What to work on: Set the following entries down again exactly, line by line.
##### The input
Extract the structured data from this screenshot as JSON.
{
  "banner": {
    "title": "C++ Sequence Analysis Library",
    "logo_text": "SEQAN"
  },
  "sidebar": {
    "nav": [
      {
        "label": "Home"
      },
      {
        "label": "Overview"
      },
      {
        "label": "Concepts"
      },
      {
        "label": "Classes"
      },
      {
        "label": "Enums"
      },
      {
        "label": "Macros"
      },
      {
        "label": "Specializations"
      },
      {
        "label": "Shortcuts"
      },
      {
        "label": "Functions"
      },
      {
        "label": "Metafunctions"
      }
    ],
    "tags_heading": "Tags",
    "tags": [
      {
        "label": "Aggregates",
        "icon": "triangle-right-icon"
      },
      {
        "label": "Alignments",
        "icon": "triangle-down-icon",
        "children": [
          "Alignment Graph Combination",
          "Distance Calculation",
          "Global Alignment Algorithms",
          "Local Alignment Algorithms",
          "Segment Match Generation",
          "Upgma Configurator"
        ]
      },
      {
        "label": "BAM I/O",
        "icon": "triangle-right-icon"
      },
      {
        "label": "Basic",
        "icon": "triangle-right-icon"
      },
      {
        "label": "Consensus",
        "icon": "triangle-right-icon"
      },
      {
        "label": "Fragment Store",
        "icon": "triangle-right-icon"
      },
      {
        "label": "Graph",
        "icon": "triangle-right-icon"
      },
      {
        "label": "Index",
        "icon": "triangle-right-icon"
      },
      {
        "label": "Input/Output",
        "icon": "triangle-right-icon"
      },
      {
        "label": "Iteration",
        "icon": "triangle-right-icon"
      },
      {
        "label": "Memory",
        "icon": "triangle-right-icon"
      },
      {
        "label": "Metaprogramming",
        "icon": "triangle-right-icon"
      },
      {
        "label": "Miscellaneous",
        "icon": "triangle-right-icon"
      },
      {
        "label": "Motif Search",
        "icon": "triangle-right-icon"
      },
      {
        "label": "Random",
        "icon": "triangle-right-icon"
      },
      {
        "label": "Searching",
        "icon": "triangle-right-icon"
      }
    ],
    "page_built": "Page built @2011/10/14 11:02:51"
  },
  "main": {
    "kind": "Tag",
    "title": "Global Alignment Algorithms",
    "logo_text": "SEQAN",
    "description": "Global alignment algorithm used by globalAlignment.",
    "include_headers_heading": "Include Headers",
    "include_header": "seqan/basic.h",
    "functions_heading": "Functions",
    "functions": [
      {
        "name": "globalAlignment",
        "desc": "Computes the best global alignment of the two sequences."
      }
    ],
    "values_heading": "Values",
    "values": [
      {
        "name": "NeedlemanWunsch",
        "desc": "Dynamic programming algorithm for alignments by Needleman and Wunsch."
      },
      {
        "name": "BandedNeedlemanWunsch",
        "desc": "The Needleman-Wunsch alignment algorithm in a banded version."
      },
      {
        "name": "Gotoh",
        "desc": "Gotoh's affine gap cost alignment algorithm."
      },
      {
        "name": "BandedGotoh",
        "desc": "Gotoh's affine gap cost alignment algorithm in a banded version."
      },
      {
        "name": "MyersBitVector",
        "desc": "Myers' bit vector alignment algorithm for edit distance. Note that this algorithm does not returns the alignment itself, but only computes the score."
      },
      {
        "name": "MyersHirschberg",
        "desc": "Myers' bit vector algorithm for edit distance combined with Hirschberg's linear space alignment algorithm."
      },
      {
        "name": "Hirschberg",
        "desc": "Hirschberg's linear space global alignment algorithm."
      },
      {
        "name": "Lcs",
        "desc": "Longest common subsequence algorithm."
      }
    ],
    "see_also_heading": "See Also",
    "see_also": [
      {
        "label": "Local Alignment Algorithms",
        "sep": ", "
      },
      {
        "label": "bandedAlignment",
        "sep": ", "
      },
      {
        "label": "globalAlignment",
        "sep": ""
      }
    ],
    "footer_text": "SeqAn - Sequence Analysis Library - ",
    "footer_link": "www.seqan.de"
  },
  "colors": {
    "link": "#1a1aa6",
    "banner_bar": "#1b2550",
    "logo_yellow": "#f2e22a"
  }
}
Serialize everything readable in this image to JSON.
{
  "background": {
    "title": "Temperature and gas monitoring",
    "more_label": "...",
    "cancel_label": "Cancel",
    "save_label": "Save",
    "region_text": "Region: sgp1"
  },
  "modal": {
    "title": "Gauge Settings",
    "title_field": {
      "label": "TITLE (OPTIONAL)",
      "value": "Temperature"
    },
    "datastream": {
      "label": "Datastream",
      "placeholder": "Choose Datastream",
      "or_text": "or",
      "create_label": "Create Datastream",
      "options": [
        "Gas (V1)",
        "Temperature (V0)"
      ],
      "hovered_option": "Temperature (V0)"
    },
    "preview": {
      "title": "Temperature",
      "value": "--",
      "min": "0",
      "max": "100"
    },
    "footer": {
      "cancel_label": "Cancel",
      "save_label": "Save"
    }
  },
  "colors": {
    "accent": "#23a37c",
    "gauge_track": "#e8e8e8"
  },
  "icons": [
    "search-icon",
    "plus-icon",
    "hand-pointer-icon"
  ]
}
##########
Written solution:
Extract the structured data from this screenshot as JSON.
{
  "banner": {
    "title": "C++ Sequence Analysis Library",
    "logo_text": "SEQAN"
  },
  "sidebar": {
    "nav": [
      {
        "label": "Home"
      },
      {
        "label": "Overview"
      },
      {
        "label": "Concepts"
      },
      {
        "label": "Classes"
      },
      {
        "label": "Enums"
      },
      {
        "label": "Macros"
      },
      {
        "label": "Specializations"
      },
      {
        "label": "Shortcuts"
      },
      {
        "label": "Functions"
      },
      {
        "label": "Metafunctions"
      }
    ],
    "tags_heading": "Tags",
    "tags": [
      {
        "label": "Aggregates",
        "icon": "triangle-right-icon"
      },
      {
        "label": "Alignments",
        "icon": "triangle-down-icon",
        "children": [
          "Alignment Graph Combination",
          "Distance Calculation",
          "Global Alignment Algorithms",
          "Local Alignment Algorithms",
          "Segment Match Generation",
          "Upgma Configurator"
        ]
      },
      {
        "label": "BAM I/O",
        "icon": "triangle-right-icon"
      },
      {
        "label": "Basic",
        "icon": "triangle-right-icon"
      },
      {
        "label": "Consensus",
        "icon": "triangle-right-icon"
      },
      {
        "label": "Fragment Store",
        "icon": "triangle-right-icon"
      },
      {
        "label": "Graph",
        "icon": "triangle-right-icon"
      },
      {
        "label": "Index",
        "icon": "triangle-right-icon"
      },
      {
        "label": "Input/Output",
        "icon": "triangle-right-icon"
      },
      {
        "label": "Iteration",
        "icon": "triangle-right-icon"
      },
      {
        "label": "Memory",
        "icon": "triangle-right-icon"
      },
      {
        "label": "Metaprogramming",
        "icon": "triangle-right-icon"
      },
      {
        "label": "Miscellaneous",
        "icon": "triangle-right-icon"
      },
      {
        "label": "Motif Search",
        "icon": "triangle-right-icon"
      },
      {
        "label": "Random",
        "icon": "triangle-right-icon"
      },
      {
        "label": "Searching",
        "icon": "triangle-right-icon"
      }
    ],
    "page_built": "Page built @2011/10/14 11:02:51"
  },
  "main": {
    "kind": "Tag",
    "title": "Global Alignment Algorithms",
    "logo_text": "SEQAN",
    "description": "Global alignment algorithm used by globalAlignment.",
    "include_headers_heading": "Include Headers",
    "include_header": "seqan/basic.h",
    "functions_heading": "Functions",
    "functions": [
      {
        "name": "globalAlignment",
        "desc": "Computes the best global alignment of the two sequences."
      }
    ],
    "values_heading": "Values",
    "values": [
      {
        "name": "NeedlemanWunsch",
        "desc": "Dynamic programming algorithm for alignments by Needleman and Wunsch."
      },
      {
        "name": "BandedNeedlemanWunsch",
        "desc": "The Needleman-Wunsch alignment algorithm in a banded version."
      },
      {
        "name": "Gotoh",
        "desc": "Gotoh's affine gap cost alignment algorithm."
      },
      {
        "name": "BandedGotoh",
        "desc": "Gotoh's affine gap cost alignment algorithm in a banded version."
      },
      {
        "name": "MyersBitVector",
        "desc": "Myers' bit vector alignment algorithm for edit distance. Note that this algorithm does not returns the alignment itself, but only computes the score."
      },
      {
        "name": "MyersHirschberg",
        "desc": "Myers' bit vector algorithm for edit distance combined with Hirschberg's linear space alignment algorithm."
      },
      {
        "name": "Hirschberg",
        "desc": "Hirschberg's linear space global alignment algorithm."
      },
      {
        "name": "Lcs",
        "desc": "Longest common subsequence algorithm."
      }
    ],
    "see_also_heading": "See Also",
    "see_also": [
      {
        "label": "Local Alignment Algorithms",
        "sep": ", "
      },
      {
        "label": "bandedAlignment",
        "sep": ", "
      },
      {
        "label": "globalAlignment",
        "sep": ""
      }
    ],
    "footer_text": "SeqAn - Sequence Analysis Library - ",
    "footer_link": "www.seqan.de"
  },
  "colors": {
    "link": "#1a1aa6",
    "banner_bar": "#1b2550",
    "logo_yellow": "#f2e22a"
  }
}
Serialize everything readable in this image to JSON.
{
  "background": {
    "title": "Temperature and gas monitoring",
    "more_label": "...",
    "cancel_label": "Cancel",
    "save_label": "Save",
    "region_text": "Region: sgp1"
  },
  "modal": {
    "title": "Gauge Settings",
    "title_field": {
      "label": "TITLE (OPTIONAL)",
      "value": "Temperature"
    },
    "datastream": {
      "label": "Datastream",
      "placeholder": "Choose Datastream",
      "or_text": "or",
      "create_label": "Create Datastream",
      "options": [
        "Gas (V1)",
        "Temperature (V0)"
      ],
      "hovered_option": "Temperature (V0)"
    },
    "preview": {
      "title": "Temperature",
      "value": "--",
      "min": "0",
      "max": "100"
    },
    "footer": {
      "cancel_label": "Cancel",
      "save_label": "Save"
    }
  },
  "colors": {
    "accent": "#23a37c",
    "gauge_track": "#e8e8e8"
  },
  "icons": [
    "search-icon",
    "plus-icon",
    "hand-pointer-icon"
  ]
}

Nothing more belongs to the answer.